__TASK INSTRUCTIONS__:
Reproduce the listing exactly, with no pictures in your copy.

__Records excerpted from a collection__:
--

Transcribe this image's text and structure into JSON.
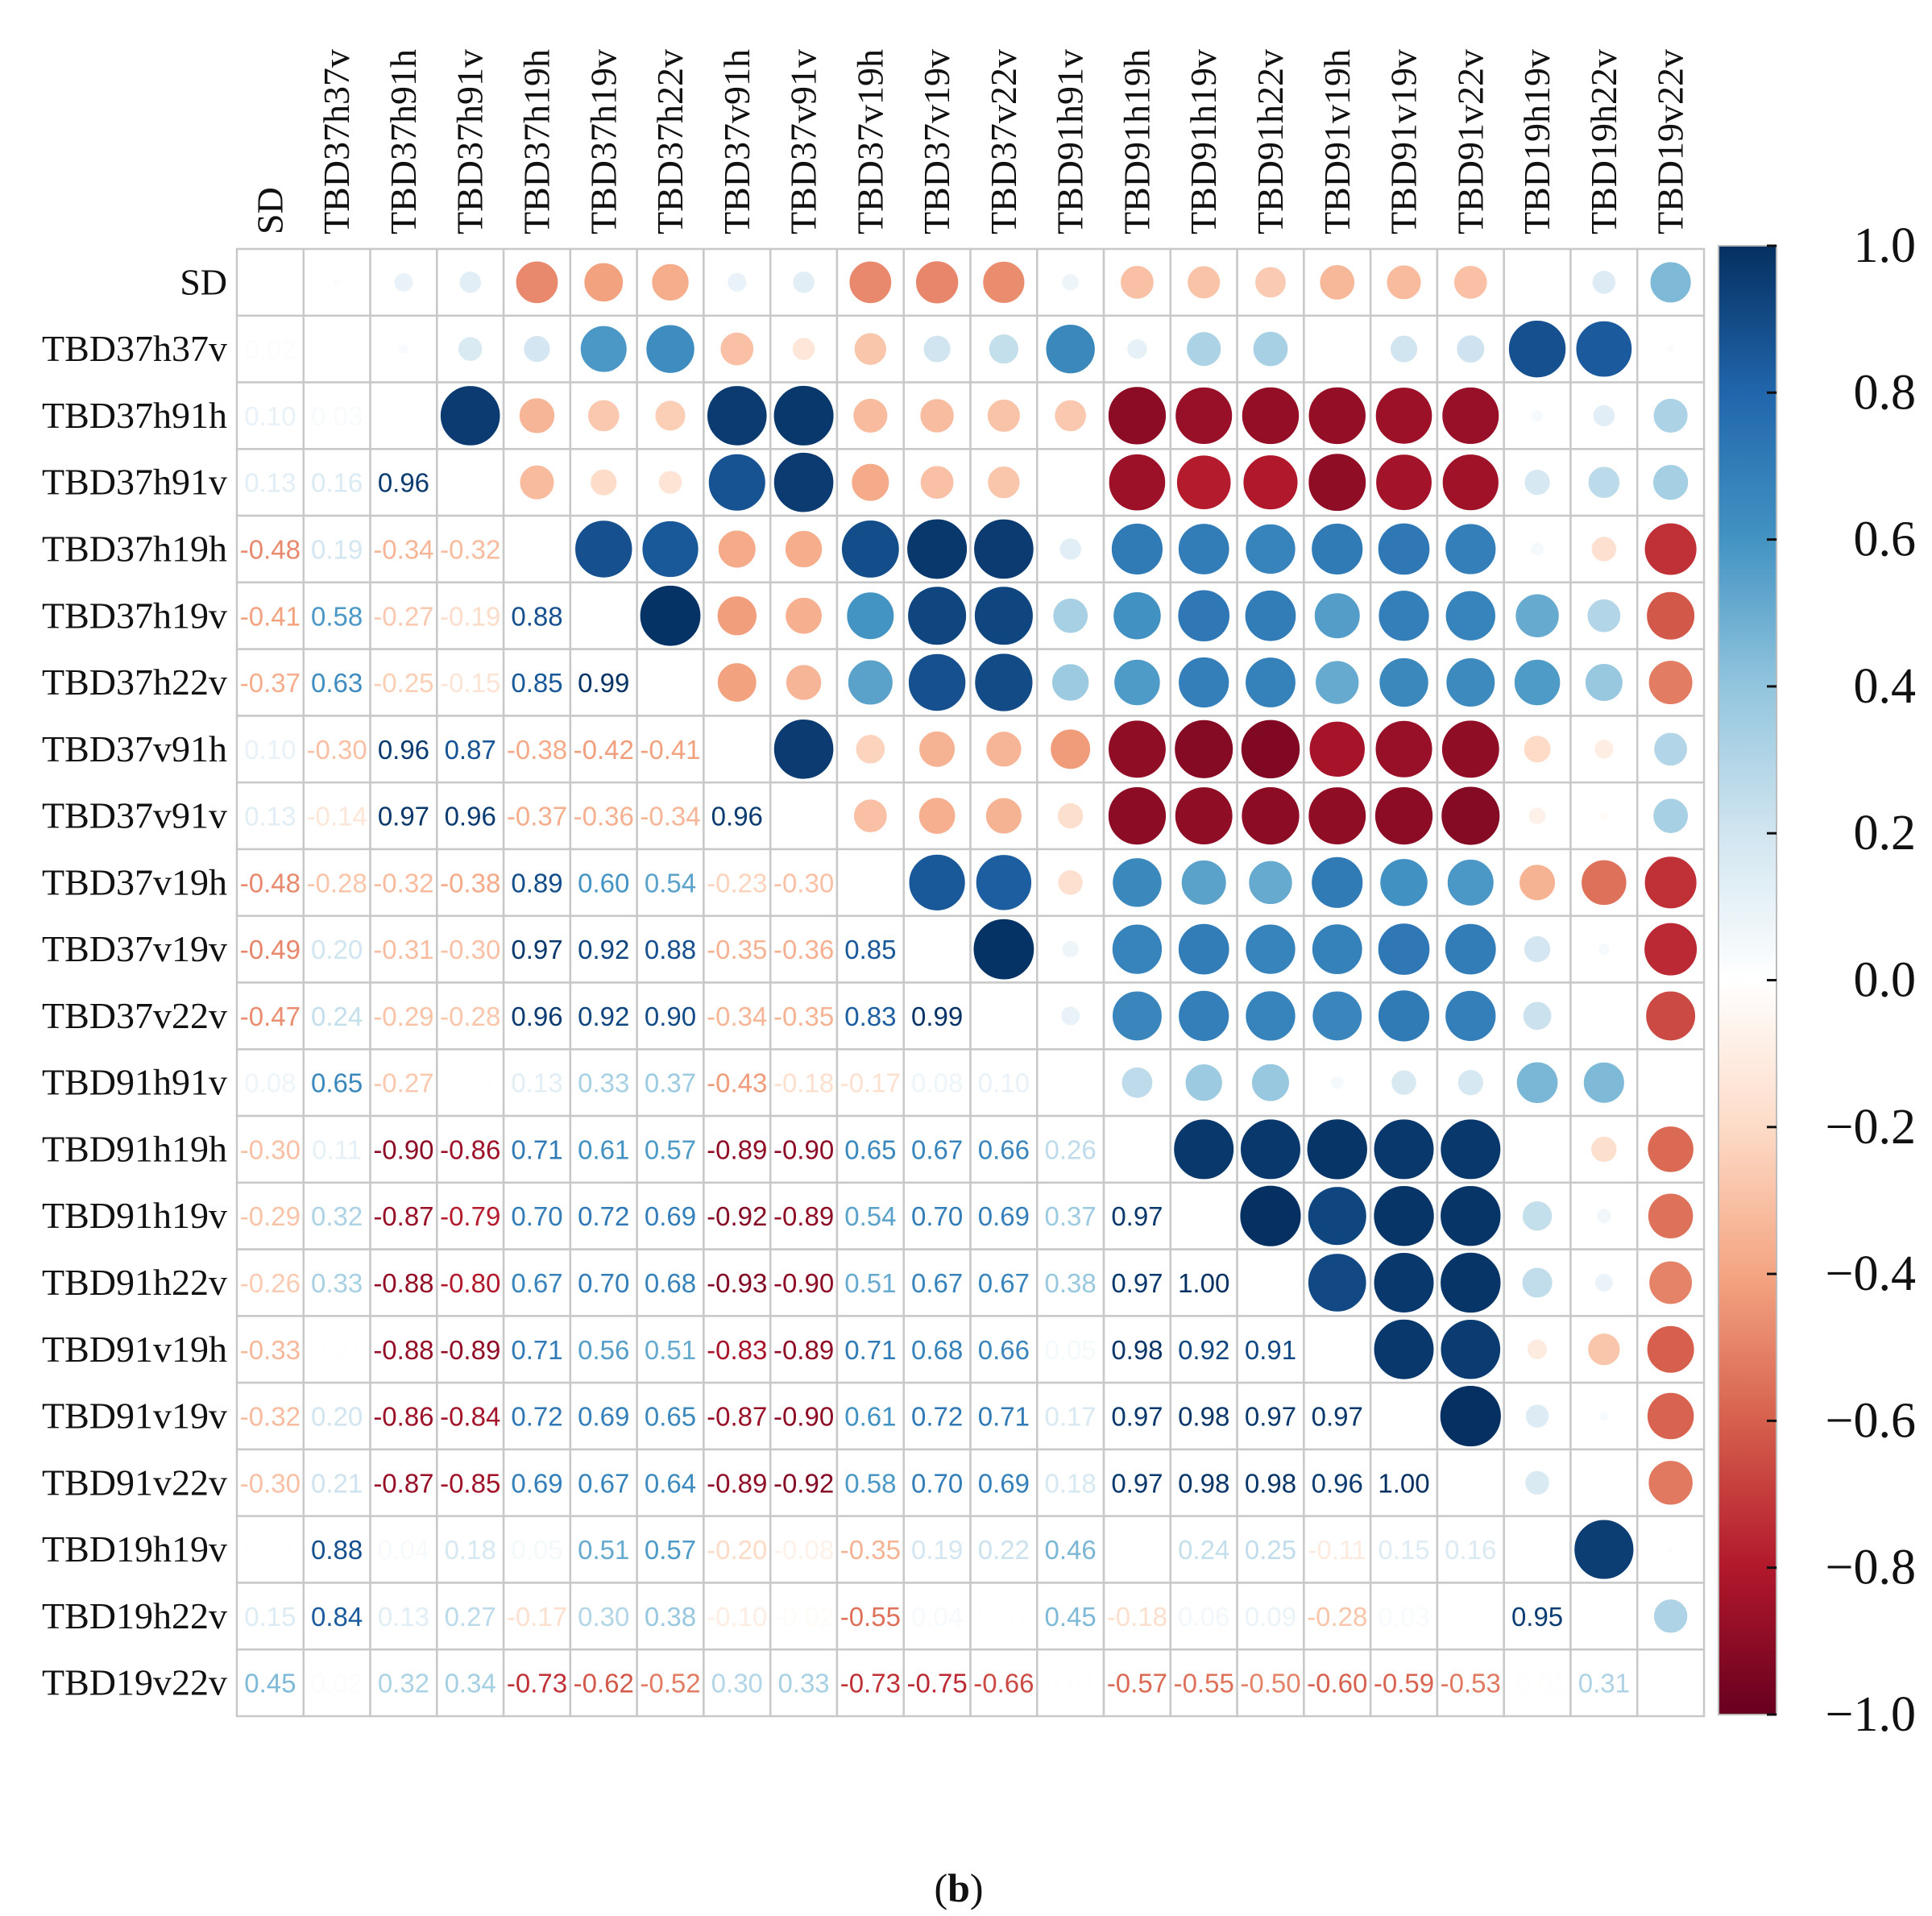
{
  "chart_data": {
    "type": "heatmap",
    "style": "corrplot-mixed (upper: circles, lower: numbers)",
    "caption_letter": "b",
    "variables": [
      "SD",
      "TBD37h37v",
      "TBD37h91h",
      "TBD37h91v",
      "TBD37h19h",
      "TBD37h19v",
      "TBD37h22v",
      "TBD37v91h",
      "TBD37v91v",
      "TBD37v19h",
      "TBD37v19v",
      "TBD37v22v",
      "TBD91h91v",
      "TBD91h19h",
      "TBD91h19v",
      "TBD91h22v",
      "TBD91v19h",
      "TBD91v19v",
      "TBD91v22v",
      "TBD19h19v",
      "TBD19h22v",
      "TBD19v22v"
    ],
    "lower_triangle": [
      [],
      [
        0.02
      ],
      [
        0.1,
        0.03
      ],
      [
        0.13,
        0.16,
        0.96
      ],
      [
        -0.48,
        0.19,
        -0.34,
        -0.32
      ],
      [
        -0.41,
        0.58,
        -0.27,
        -0.19,
        0.88
      ],
      [
        -0.37,
        0.63,
        -0.25,
        -0.15,
        0.85,
        0.99
      ],
      [
        0.1,
        -0.3,
        0.96,
        0.87,
        -0.38,
        -0.42,
        -0.41
      ],
      [
        0.13,
        -0.14,
        0.97,
        0.96,
        -0.37,
        -0.36,
        -0.34,
        0.96
      ],
      [
        -0.48,
        -0.28,
        -0.32,
        -0.38,
        0.89,
        0.6,
        0.54,
        -0.23,
        -0.3
      ],
      [
        -0.49,
        0.2,
        -0.31,
        -0.3,
        0.97,
        0.92,
        0.88,
        -0.35,
        -0.36,
        0.85
      ],
      [
        -0.47,
        0.24,
        -0.29,
        -0.28,
        0.96,
        0.92,
        0.9,
        -0.34,
        -0.35,
        0.83,
        0.99
      ],
      [
        0.08,
        0.65,
        -0.27,
        0.01,
        0.13,
        0.33,
        0.37,
        -0.43,
        -0.18,
        -0.17,
        0.08,
        0.1
      ],
      [
        -0.3,
        0.11,
        -0.9,
        -0.86,
        0.71,
        0.61,
        0.57,
        -0.89,
        -0.9,
        0.65,
        0.67,
        0.66,
        0.26
      ],
      [
        -0.29,
        0.32,
        -0.87,
        -0.79,
        0.7,
        0.72,
        0.69,
        -0.92,
        -0.89,
        0.54,
        0.7,
        0.69,
        0.37,
        0.97
      ],
      [
        -0.26,
        0.33,
        -0.88,
        -0.8,
        0.67,
        0.7,
        0.68,
        -0.93,
        -0.9,
        0.51,
        0.67,
        0.67,
        0.38,
        0.97,
        1.0
      ],
      [
        -0.33,
        0.01,
        -0.88,
        -0.89,
        0.71,
        0.56,
        0.51,
        -0.83,
        -0.89,
        0.71,
        0.68,
        0.66,
        0.05,
        0.98,
        0.92,
        0.91
      ],
      [
        -0.32,
        0.2,
        -0.86,
        -0.84,
        0.72,
        0.69,
        0.65,
        -0.87,
        -0.9,
        0.61,
        0.72,
        0.71,
        0.17,
        0.97,
        0.98,
        0.97,
        0.97
      ],
      [
        -0.3,
        0.21,
        -0.87,
        -0.85,
        0.69,
        0.67,
        0.64,
        -0.89,
        -0.92,
        0.58,
        0.7,
        0.69,
        0.18,
        0.97,
        0.98,
        0.98,
        0.96,
        1.0
      ],
      [
        0.01,
        0.88,
        0.04,
        0.18,
        0.05,
        0.51,
        0.57,
        -0.2,
        -0.08,
        -0.35,
        0.19,
        0.22,
        0.46,
        0.0,
        0.24,
        0.25,
        -0.11,
        0.15,
        0.16
      ],
      [
        0.15,
        0.84,
        0.13,
        0.27,
        -0.17,
        0.3,
        0.38,
        -0.1,
        -0.02,
        -0.55,
        0.04,
        0.01,
        0.45,
        -0.18,
        0.06,
        0.09,
        -0.28,
        0.03,
        0.0,
        0.95
      ],
      [
        0.45,
        0.02,
        0.32,
        0.34,
        -0.73,
        -0.62,
        -0.52,
        0.3,
        0.33,
        -0.73,
        -0.75,
        -0.66,
        0.01,
        -0.57,
        -0.55,
        -0.5,
        -0.6,
        -0.59,
        -0.53,
        -0.01,
        0.31
      ]
    ],
    "colorbar": {
      "range": [
        -1.0,
        1.0
      ],
      "tick_labels": [
        "1.0",
        "0.8",
        "0.6",
        "0.4",
        "0.2",
        "0.0",
        "−0.2",
        "−0.4",
        "−0.6",
        "−0.8",
        "−1.0"
      ],
      "tick_values": [
        1.0,
        0.8,
        0.6,
        0.4,
        0.2,
        0.0,
        -0.2,
        -0.4,
        -0.6,
        -0.8,
        -1.0
      ],
      "palette": [
        "#67001F",
        "#B2182B",
        "#D6604D",
        "#F4A582",
        "#FDDBC7",
        "#FFFFFF",
        "#D1E5F0",
        "#92C5DE",
        "#4393C3",
        "#2166AC",
        "#053061"
      ]
    },
    "grid": true
  }
}
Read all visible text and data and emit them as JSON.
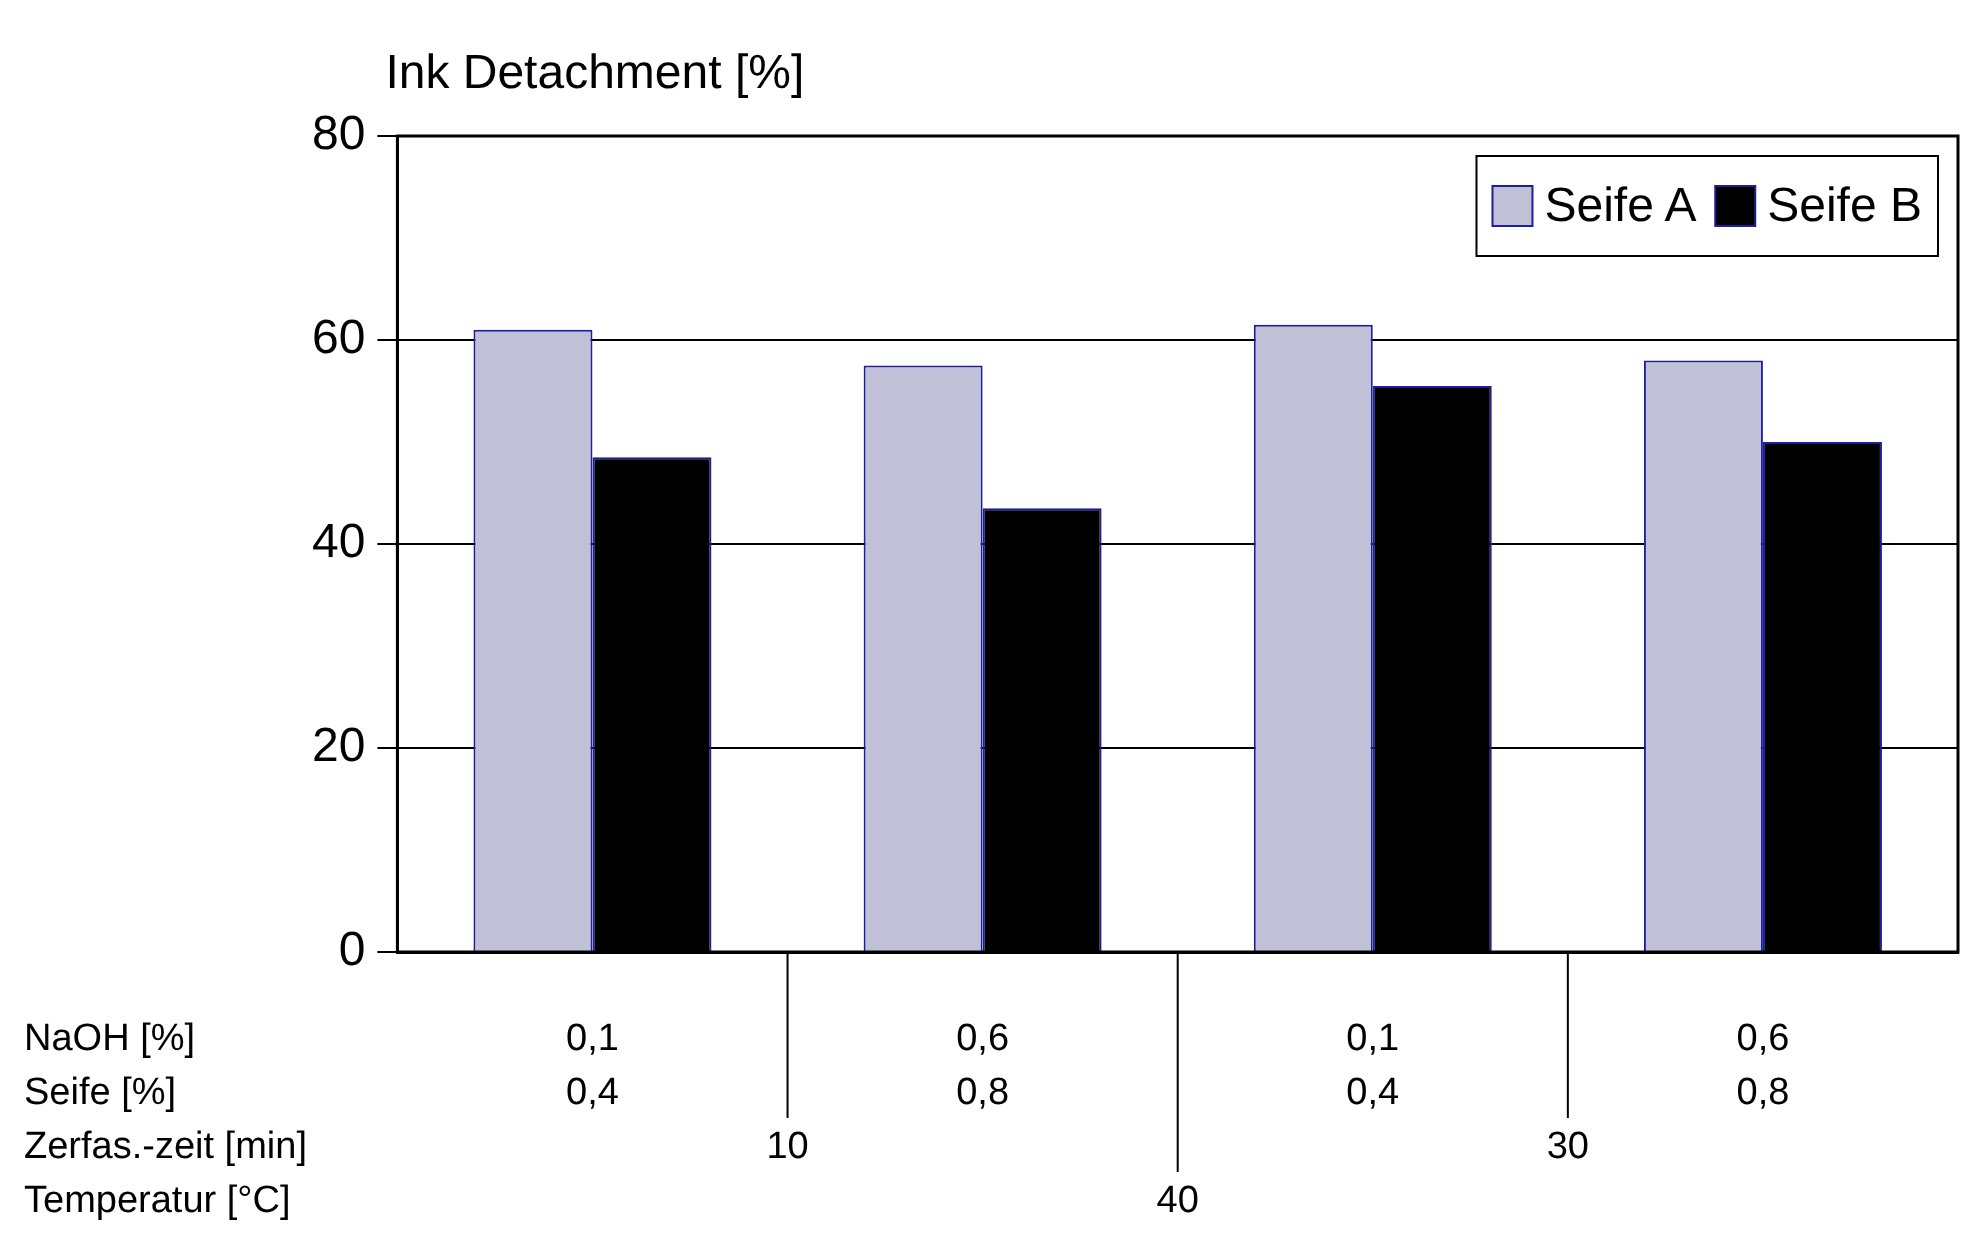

--

__WRITTEN REPLY__:
Transcribe this image's text and structure into JSON.
{
  "chart_data": {
    "type": "heatmap",
    "style": "corrplot-mixed (upper: circles, lower: numbers)",
    "caption_letter": "b",
    "variables": [
      "SD",
      "TBD37h37v",
      "TBD37h91h",
      "TBD37h91v",
      "TBD37h19h",
      "TBD37h19v",
      "TBD37h22v",
      "TBD37v91h",
      "TBD37v91v",
      "TBD37v19h",
      "TBD37v19v",
      "TBD37v22v",
      "TBD91h91v",
      "TBD91h19h",
      "TBD91h19v",
      "TBD91h22v",
      "TBD91v19h",
      "TBD91v19v",
      "TBD91v22v",
      "TBD19h19v",
      "TBD19h22v",
      "TBD19v22v"
    ],
    "lower_triangle": [
      [],
      [
        0.02
      ],
      [
        0.1,
        0.03
      ],
      [
        0.13,
        0.16,
        0.96
      ],
      [
        -0.48,
        0.19,
        -0.34,
        -0.32
      ],
      [
        -0.41,
        0.58,
        -0.27,
        -0.19,
        0.88
      ],
      [
        -0.37,
        0.63,
        -0.25,
        -0.15,
        0.85,
        0.99
      ],
      [
        0.1,
        -0.3,
        0.96,
        0.87,
        -0.38,
        -0.42,
        -0.41
      ],
      [
        0.13,
        -0.14,
        0.97,
        0.96,
        -0.37,
        -0.36,
        -0.34,
        0.96
      ],
      [
        -0.48,
        -0.28,
        -0.32,
        -0.38,
        0.89,
        0.6,
        0.54,
        -0.23,
        -0.3
      ],
      [
        -0.49,
        0.2,
        -0.31,
        -0.3,
        0.97,
        0.92,
        0.88,
        -0.35,
        -0.36,
        0.85
      ],
      [
        -0.47,
        0.24,
        -0.29,
        -0.28,
        0.96,
        0.92,
        0.9,
        -0.34,
        -0.35,
        0.83,
        0.99
      ],
      [
        0.08,
        0.65,
        -0.27,
        0.01,
        0.13,
        0.33,
        0.37,
        -0.43,
        -0.18,
        -0.17,
        0.08,
        0.1
      ],
      [
        -0.3,
        0.11,
        -0.9,
        -0.86,
        0.71,
        0.61,
        0.57,
        -0.89,
        -0.9,
        0.65,
        0.67,
        0.66,
        0.26
      ],
      [
        -0.29,
        0.32,
        -0.87,
        -0.79,
        0.7,
        0.72,
        0.69,
        -0.92,
        -0.89,
        0.54,
        0.7,
        0.69,
        0.37,
        0.97
      ],
      [
        -0.26,
        0.33,
        -0.88,
        -0.8,
        0.67,
        0.7,
        0.68,
        -0.93,
        -0.9,
        0.51,
        0.67,
        0.67,
        0.38,
        0.97,
        1.0
      ],
      [
        -0.33,
        0.01,
        -0.88,
        -0.89,
        0.71,
        0.56,
        0.51,
        -0.83,
        -0.89,
        0.71,
        0.68,
        0.66,
        0.05,
        0.98,
        0.92,
        0.91
      ],
      [
        -0.32,
        0.2,
        -0.86,
        -0.84,
        0.72,
        0.69,
        0.65,
        -0.87,
        -0.9,
        0.61,
        0.72,
        0.71,
        0.17,
        0.97,
        0.98,
        0.97,
        0.97
      ],
      [
        -0.3,
        0.21,
        -0.87,
        -0.85,
        0.69,
        0.67,
        0.64,
        -0.89,
        -0.92,
        0.58,
        0.7,
        0.69,
        0.18,
        0.97,
        0.98,
        0.98,
        0.96,
        1.0
      ],
      [
        0.01,
        0.88,
        0.04,
        0.18,
        0.05,
        0.51,
        0.57,
        -0.2,
        -0.08,
        -0.35,
        0.19,
        0.22,
        0.46,
        0.0,
        0.24,
        0.25,
        -0.11,
        0.15,
        0.16
      ],
      [
        0.15,
        0.84,
        0.13,
        0.27,
        -0.17,
        0.3,
        0.38,
        -0.1,
        -0.02,
        -0.55,
        0.04,
        0.01,
        0.45,
        -0.18,
        0.06,
        0.09,
        -0.28,
        0.03,
        0.0,
        0.95
      ],
      [
        0.45,
        0.02,
        0.32,
        0.34,
        -0.73,
        -0.62,
        -0.52,
        0.3,
        0.33,
        -0.73,
        -0.75,
        -0.66,
        0.01,
        -0.57,
        -0.55,
        -0.5,
        -0.6,
        -0.59,
        -0.53,
        -0.01,
        0.31
      ]
    ],
    "colorbar": {
      "range": [
        -1.0,
        1.0
      ],
      "tick_labels": [
        "1.0",
        "0.8",
        "0.6",
        "0.4",
        "0.2",
        "0.0",
        "−0.2",
        "−0.4",
        "−0.6",
        "−0.8",
        "−1.0"
      ],
      "tick_values": [
        1.0,
        0.8,
        0.6,
        0.4,
        0.2,
        0.0,
        -0.2,
        -0.4,
        -0.6,
        -0.8,
        -1.0
      ],
      "palette": [
        "#67001F",
        "#B2182B",
        "#D6604D",
        "#F4A582",
        "#FDDBC7",
        "#FFFFFF",
        "#D1E5F0",
        "#92C5DE",
        "#4393C3",
        "#2166AC",
        "#053061"
      ]
    },
    "grid": true
  }
}
Read all visible text and data and emit them as JSON.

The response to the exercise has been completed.